# [DATASET ENTRIES]

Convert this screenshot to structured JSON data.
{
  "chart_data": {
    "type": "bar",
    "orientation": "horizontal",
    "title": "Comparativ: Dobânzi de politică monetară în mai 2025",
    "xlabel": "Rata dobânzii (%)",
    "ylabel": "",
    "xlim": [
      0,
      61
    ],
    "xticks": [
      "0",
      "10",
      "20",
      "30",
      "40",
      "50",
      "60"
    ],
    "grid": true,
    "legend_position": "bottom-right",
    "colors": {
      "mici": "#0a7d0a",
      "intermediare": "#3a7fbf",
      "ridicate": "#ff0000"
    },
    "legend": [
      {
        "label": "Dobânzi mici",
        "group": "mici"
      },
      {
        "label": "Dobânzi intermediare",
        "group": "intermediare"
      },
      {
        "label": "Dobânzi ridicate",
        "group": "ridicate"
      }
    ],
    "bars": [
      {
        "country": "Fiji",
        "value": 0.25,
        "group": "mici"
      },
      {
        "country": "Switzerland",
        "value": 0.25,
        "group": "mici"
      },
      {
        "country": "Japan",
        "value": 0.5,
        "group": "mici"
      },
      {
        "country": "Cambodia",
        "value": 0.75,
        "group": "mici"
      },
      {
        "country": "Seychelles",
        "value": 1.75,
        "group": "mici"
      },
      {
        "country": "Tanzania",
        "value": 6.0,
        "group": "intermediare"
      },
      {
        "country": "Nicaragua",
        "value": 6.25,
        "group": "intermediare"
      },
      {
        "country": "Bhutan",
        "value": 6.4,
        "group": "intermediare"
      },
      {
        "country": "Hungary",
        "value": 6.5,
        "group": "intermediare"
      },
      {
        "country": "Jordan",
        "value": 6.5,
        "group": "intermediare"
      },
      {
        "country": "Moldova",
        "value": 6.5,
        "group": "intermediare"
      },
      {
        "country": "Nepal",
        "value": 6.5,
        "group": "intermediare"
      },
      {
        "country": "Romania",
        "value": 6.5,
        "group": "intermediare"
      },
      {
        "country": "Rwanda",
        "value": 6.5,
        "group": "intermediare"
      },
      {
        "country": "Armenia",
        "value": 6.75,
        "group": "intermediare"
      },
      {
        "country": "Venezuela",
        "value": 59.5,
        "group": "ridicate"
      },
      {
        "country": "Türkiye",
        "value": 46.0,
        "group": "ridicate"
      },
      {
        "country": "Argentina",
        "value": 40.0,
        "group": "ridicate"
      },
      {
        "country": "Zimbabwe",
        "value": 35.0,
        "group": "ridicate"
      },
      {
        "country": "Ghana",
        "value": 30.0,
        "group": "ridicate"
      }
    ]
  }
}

# [CHALLENGE]
Please reproduce each line exactly as written.

# [ANSWER TO THE TASK]
Convert this screenshot to structured JSON data.
{
  "chart_data": {
    "type": "bar",
    "orientation": "horizontal",
    "title": "Comparativ: Dobânzi de politică monetară în mai 2025",
    "xlabel": "Rata dobânzii (%)",
    "ylabel": "",
    "xlim": [
      0,
      61
    ],
    "xticks": [
      "0",
      "10",
      "20",
      "30",
      "40",
      "50",
      "60"
    ],
    "grid": true,
    "legend_position": "bottom-right",
    "colors": {
      "mici": "#0a7d0a",
      "intermediare": "#3a7fbf",
      "ridicate": "#ff0000"
    },
    "legend": [
      {
        "label": "Dobânzi mici",
        "group": "mici"
      },
      {
        "label": "Dobânzi intermediare",
        "group": "intermediare"
      },
      {
        "label": "Dobânzi ridicate",
        "group": "ridicate"
      }
    ],
    "bars": [
      {
        "country": "Fiji",
        "value": 0.25,
        "group": "mici"
      },
      {
        "country": "Switzerland",
        "value": 0.25,
        "group": "mici"
      },
      {
        "country": "Japan",
        "value": 0.5,
        "group": "mici"
      },
      {
        "country": "Cambodia",
        "value": 0.75,
        "group": "mici"
      },
      {
        "country": "Seychelles",
        "value": 1.75,
        "group": "mici"
      },
      {
        "country": "Tanzania",
        "value": 6.0,
        "group": "intermediare"
      },
      {
        "country": "Nicaragua",
        "value": 6.25,
        "group": "intermediare"
      },
      {
        "country": "Bhutan",
        "value": 6.4,
        "group": "intermediare"
      },
      {
        "country": "Hungary",
        "value": 6.5,
        "group": "intermediare"
      },
      {
        "country": "Jordan",
        "value": 6.5,
        "group": "intermediare"
      },
      {
        "country": "Moldova",
        "value": 6.5,
        "group": "intermediare"
      },
      {
        "country": "Nepal",
        "value": 6.5,
        "group": "intermediare"
      },
      {
        "country": "Romania",
        "value": 6.5,
        "group": "intermediare"
      },
      {
        "country": "Rwanda",
        "value": 6.5,
        "group": "intermediare"
      },
      {
        "country": "Armenia",
        "value": 6.75,
        "group": "intermediare"
      },
      {
        "country": "Venezuela",
        "value": 59.5,
        "group": "ridicate"
      },
      {
        "country": "Türkiye",
        "value": 46.0,
        "group": "ridicate"
      },
      {
        "country": "Argentina",
        "value": 40.0,
        "group": "ridicate"
      },
      {
        "country": "Zimbabwe",
        "value": 35.0,
        "group": "ridicate"
      },
      {
        "country": "Ghana",
        "value": 30.0,
        "group": "ridicate"
      }
    ]
  }
}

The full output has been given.